**Directive**
Identify all lines in the listing that include the word "anyát", and copy them out.
::::::
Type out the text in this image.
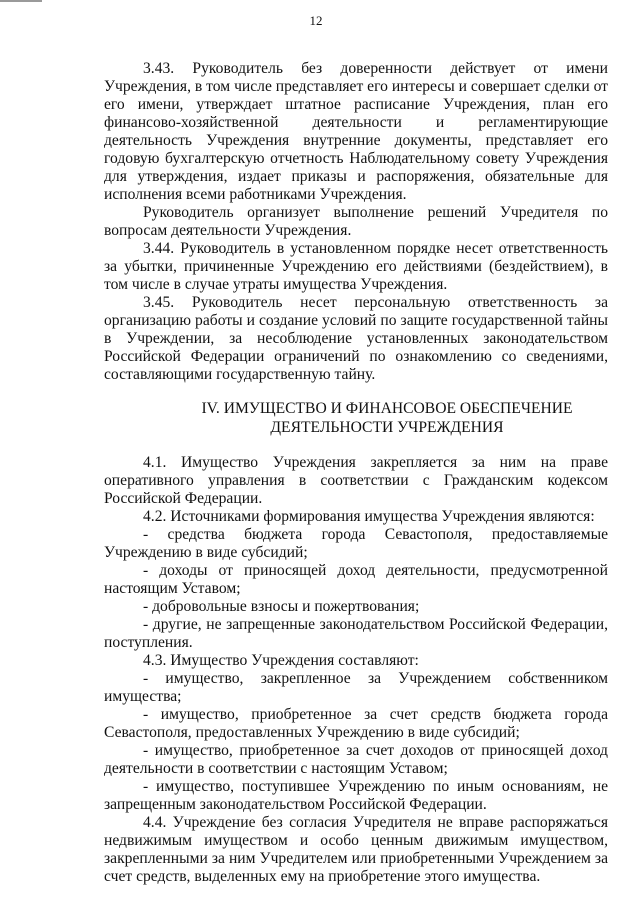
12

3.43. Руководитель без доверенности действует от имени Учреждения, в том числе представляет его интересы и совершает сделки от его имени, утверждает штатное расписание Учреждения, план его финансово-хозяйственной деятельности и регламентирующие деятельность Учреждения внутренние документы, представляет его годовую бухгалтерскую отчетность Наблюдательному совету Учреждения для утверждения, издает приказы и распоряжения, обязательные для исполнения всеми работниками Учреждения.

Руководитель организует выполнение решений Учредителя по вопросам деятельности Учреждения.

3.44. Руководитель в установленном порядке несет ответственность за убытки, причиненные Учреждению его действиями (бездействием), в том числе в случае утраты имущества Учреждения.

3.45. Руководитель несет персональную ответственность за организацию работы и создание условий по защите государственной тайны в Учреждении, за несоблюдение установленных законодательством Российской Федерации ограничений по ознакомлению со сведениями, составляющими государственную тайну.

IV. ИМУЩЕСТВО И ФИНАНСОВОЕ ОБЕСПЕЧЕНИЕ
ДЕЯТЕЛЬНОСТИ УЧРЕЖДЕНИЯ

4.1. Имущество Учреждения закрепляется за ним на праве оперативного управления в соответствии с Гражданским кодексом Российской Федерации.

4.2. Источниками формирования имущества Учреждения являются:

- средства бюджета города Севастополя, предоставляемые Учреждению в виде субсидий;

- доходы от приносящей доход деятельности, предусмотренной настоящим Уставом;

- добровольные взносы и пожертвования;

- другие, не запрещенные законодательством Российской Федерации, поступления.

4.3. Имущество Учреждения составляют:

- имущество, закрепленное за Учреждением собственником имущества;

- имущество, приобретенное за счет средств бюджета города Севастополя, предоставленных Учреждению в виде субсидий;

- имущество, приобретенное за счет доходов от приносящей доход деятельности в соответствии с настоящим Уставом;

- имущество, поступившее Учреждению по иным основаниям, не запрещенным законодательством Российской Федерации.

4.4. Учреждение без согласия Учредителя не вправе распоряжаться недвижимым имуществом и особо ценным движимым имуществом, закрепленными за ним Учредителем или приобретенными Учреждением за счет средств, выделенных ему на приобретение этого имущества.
::::::
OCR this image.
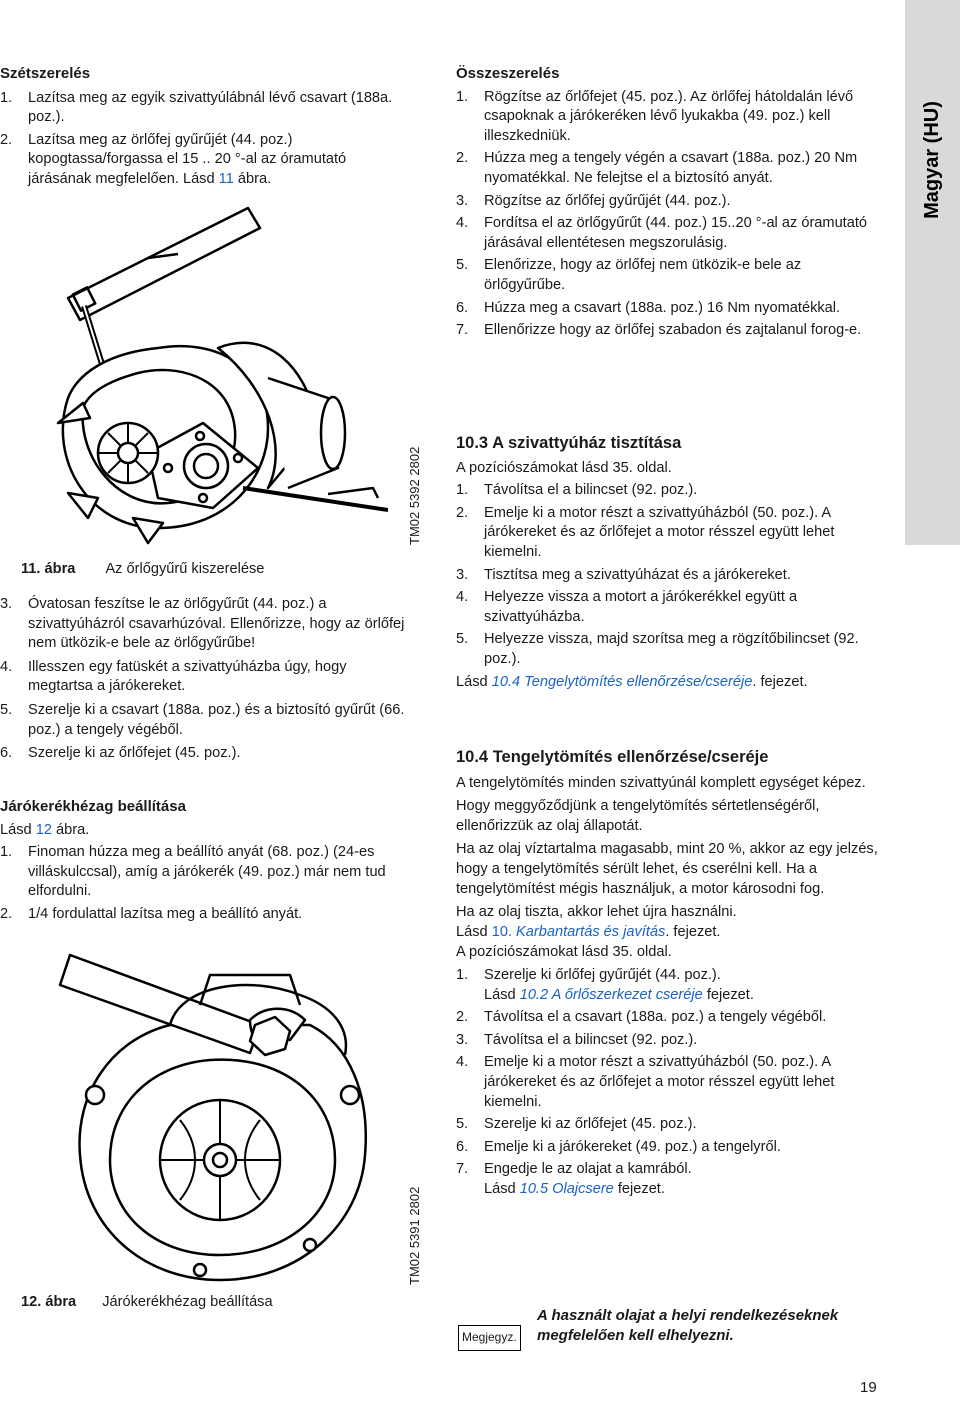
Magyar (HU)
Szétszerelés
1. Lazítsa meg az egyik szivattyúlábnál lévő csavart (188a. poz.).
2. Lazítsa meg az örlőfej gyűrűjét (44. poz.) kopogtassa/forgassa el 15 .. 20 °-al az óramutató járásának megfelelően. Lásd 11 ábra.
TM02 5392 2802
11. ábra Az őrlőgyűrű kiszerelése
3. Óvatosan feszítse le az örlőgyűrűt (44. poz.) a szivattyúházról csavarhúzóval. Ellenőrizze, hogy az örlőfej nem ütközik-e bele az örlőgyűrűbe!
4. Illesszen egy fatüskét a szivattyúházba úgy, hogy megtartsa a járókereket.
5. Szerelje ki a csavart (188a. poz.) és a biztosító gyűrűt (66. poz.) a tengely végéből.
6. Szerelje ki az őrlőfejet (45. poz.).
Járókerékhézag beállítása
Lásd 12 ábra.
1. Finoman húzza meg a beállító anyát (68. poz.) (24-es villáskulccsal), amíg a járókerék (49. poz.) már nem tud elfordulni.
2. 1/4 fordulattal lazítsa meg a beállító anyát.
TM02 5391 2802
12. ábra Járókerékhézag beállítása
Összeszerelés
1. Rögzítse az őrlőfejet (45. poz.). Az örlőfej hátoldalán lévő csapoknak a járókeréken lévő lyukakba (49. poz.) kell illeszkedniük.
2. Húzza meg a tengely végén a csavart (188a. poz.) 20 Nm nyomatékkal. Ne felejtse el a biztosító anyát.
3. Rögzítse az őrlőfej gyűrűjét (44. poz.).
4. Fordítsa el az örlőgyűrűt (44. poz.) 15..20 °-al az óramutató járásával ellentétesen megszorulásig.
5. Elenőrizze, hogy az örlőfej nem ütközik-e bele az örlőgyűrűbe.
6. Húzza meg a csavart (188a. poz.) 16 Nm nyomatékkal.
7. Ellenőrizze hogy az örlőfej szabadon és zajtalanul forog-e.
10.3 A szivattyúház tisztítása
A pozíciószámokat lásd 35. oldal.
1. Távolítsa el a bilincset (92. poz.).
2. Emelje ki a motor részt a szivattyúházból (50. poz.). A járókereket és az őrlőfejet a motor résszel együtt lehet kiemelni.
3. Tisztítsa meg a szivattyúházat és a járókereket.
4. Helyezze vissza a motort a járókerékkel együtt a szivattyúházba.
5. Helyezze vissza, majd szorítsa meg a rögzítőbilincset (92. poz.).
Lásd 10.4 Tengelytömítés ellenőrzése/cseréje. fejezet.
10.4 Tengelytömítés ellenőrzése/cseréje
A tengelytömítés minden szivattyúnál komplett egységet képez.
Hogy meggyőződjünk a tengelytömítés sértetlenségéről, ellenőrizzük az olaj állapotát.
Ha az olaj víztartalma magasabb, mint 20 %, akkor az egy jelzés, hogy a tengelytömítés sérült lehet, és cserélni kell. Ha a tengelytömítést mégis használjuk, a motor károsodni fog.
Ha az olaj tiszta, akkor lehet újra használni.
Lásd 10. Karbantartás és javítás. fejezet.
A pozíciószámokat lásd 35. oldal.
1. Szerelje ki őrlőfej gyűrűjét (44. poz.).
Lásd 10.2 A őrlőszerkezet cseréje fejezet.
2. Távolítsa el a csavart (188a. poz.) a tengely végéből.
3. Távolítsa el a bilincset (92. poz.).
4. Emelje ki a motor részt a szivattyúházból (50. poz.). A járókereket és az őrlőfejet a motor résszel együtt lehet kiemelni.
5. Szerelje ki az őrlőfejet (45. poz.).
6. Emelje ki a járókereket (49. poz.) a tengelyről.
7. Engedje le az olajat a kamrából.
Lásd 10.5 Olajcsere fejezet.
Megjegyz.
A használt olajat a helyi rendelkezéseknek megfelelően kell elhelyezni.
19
::::::
**Expected output**
1. Finoman húzza meg a beállító anyát (68. poz.) (24-es villáskulccsal), amíg a járókerék (49. poz.) már nem tud elfordulni.
2. 1/4 fordulattal lazítsa meg a beállító anyát.
2. Húzza meg a tengely végén a csavart (188a. poz.) 20 Nm nyomatékkal. Ne felejtse el a biztosító anyát.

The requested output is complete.